• **Provided data**:
* start *
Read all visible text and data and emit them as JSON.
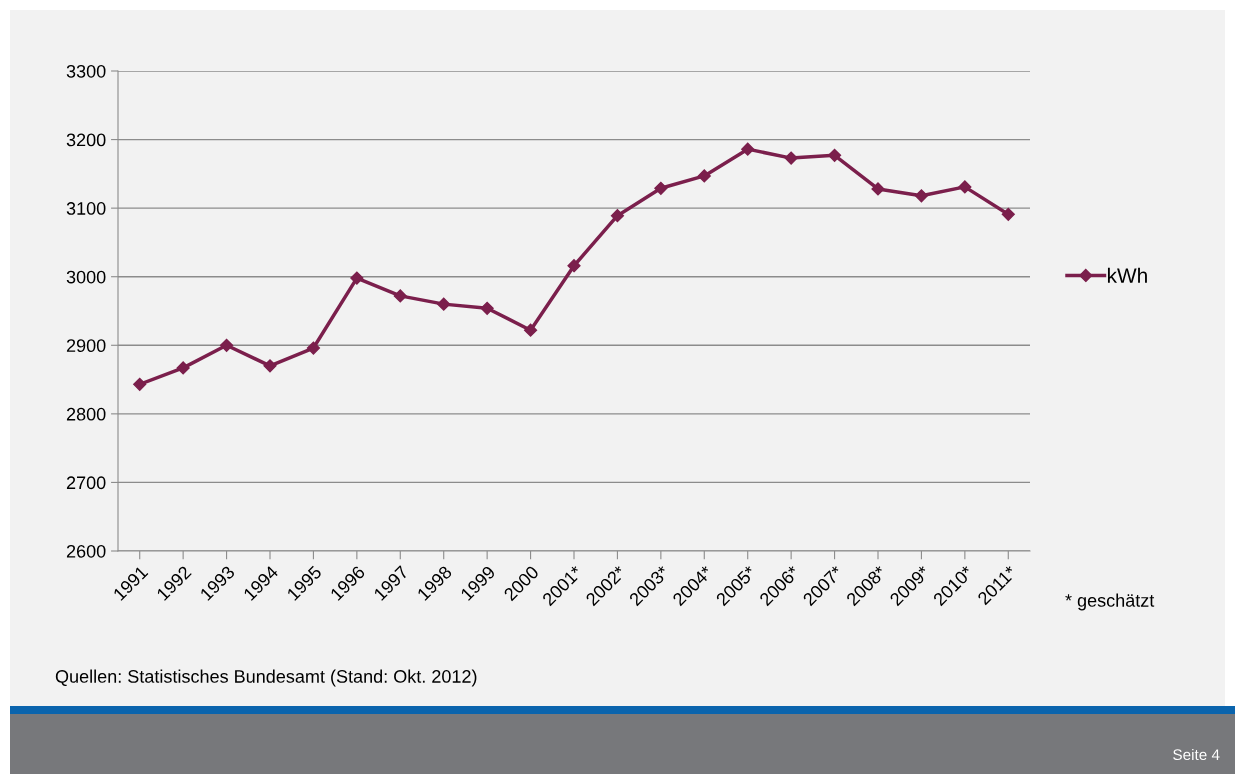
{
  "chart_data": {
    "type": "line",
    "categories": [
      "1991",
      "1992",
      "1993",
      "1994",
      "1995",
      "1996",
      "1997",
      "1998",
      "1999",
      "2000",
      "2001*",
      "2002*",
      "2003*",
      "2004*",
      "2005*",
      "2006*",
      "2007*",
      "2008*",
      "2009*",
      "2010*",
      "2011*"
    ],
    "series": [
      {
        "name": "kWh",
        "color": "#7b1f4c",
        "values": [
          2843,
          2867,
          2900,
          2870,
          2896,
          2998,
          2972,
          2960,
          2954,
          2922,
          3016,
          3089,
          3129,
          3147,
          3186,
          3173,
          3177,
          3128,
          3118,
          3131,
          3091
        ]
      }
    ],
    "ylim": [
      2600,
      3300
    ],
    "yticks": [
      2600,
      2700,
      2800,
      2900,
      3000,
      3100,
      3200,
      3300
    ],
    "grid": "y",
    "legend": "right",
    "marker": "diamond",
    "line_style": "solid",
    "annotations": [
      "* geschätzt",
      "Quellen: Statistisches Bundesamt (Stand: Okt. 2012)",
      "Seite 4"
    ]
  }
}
* end *
• **Problem to work on**: Reproduce the material above in full and without alteration, but skip all pictures.

• **Reply to the task**:
Read all visible text and data and emit them as JSON.
{
  "chart_data": {
    "type": "line",
    "categories": [
      "1991",
      "1992",
      "1993",
      "1994",
      "1995",
      "1996",
      "1997",
      "1998",
      "1999",
      "2000",
      "2001*",
      "2002*",
      "2003*",
      "2004*",
      "2005*",
      "2006*",
      "2007*",
      "2008*",
      "2009*",
      "2010*",
      "2011*"
    ],
    "series": [
      {
        "name": "kWh",
        "color": "#7b1f4c",
        "values": [
          2843,
          2867,
          2900,
          2870,
          2896,
          2998,
          2972,
          2960,
          2954,
          2922,
          3016,
          3089,
          3129,
          3147,
          3186,
          3173,
          3177,
          3128,
          3118,
          3131,
          3091
        ]
      }
    ],
    "ylim": [
      2600,
      3300
    ],
    "yticks": [
      2600,
      2700,
      2800,
      2900,
      3000,
      3100,
      3200,
      3300
    ],
    "grid": "y",
    "legend": "right",
    "marker": "diamond",
    "line_style": "solid",
    "annotations": [
      "* geschätzt",
      "Quellen: Statistisches Bundesamt (Stand: Okt. 2012)",
      "Seite 4"
    ]
  }
}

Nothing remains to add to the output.